** Challenge **
Return each line of the records with nothing changed, pictures excepted.

** Data for processing **
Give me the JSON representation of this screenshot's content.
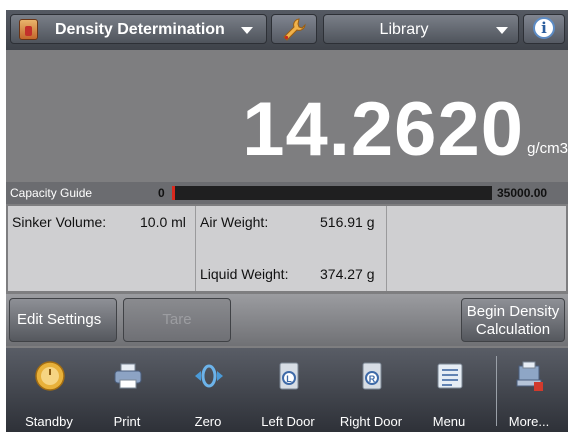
{
  "header": {
    "mode_label": "Density Determination",
    "library_label": "Library"
  },
  "reading": {
    "value": "14.2620",
    "unit": "g/cm3"
  },
  "capacity": {
    "label": "Capacity Guide",
    "min": "0",
    "max": "35000.00",
    "fill_fraction": 0.005
  },
  "details": {
    "sinker_label": "Sinker Volume:",
    "sinker_value": "10.0 ml",
    "air_label": "Air Weight:",
    "air_value": "516.91 g",
    "liquid_label": "Liquid Weight:",
    "liquid_value": "374.27 g"
  },
  "actions": {
    "edit_settings": "Edit Settings",
    "tare": "Tare",
    "begin_line1": "Begin Density",
    "begin_line2": "Calculation"
  },
  "nav": {
    "standby": "Standby",
    "print": "Print",
    "zero": "Zero",
    "left_door": "Left Door",
    "right_door": "Right Door",
    "menu": "Menu",
    "more": "More..."
  },
  "colors": {
    "accent_red": "#d9291d",
    "background_gray": "#7e7e80",
    "nav_dark": "#2e3138"
  }
}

** Answer below **
Give me the JSON representation of this screenshot's content.
{
  "header": {
    "mode_label": "Density Determination",
    "library_label": "Library"
  },
  "reading": {
    "value": "14.2620",
    "unit": "g/cm3"
  },
  "capacity": {
    "label": "Capacity Guide",
    "min": "0",
    "max": "35000.00",
    "fill_fraction": 0.005
  },
  "details": {
    "sinker_label": "Sinker Volume:",
    "sinker_value": "10.0 ml",
    "air_label": "Air Weight:",
    "air_value": "516.91 g",
    "liquid_label": "Liquid Weight:",
    "liquid_value": "374.27 g"
  },
  "actions": {
    "edit_settings": "Edit Settings",
    "tare": "Tare",
    "begin_line1": "Begin Density",
    "begin_line2": "Calculation"
  },
  "nav": {
    "standby": "Standby",
    "print": "Print",
    "zero": "Zero",
    "left_door": "Left Door",
    "right_door": "Right Door",
    "menu": "Menu",
    "more": "More..."
  },
  "colors": {
    "accent_red": "#d9291d",
    "background_gray": "#7e7e80",
    "nav_dark": "#2e3138"
  }
}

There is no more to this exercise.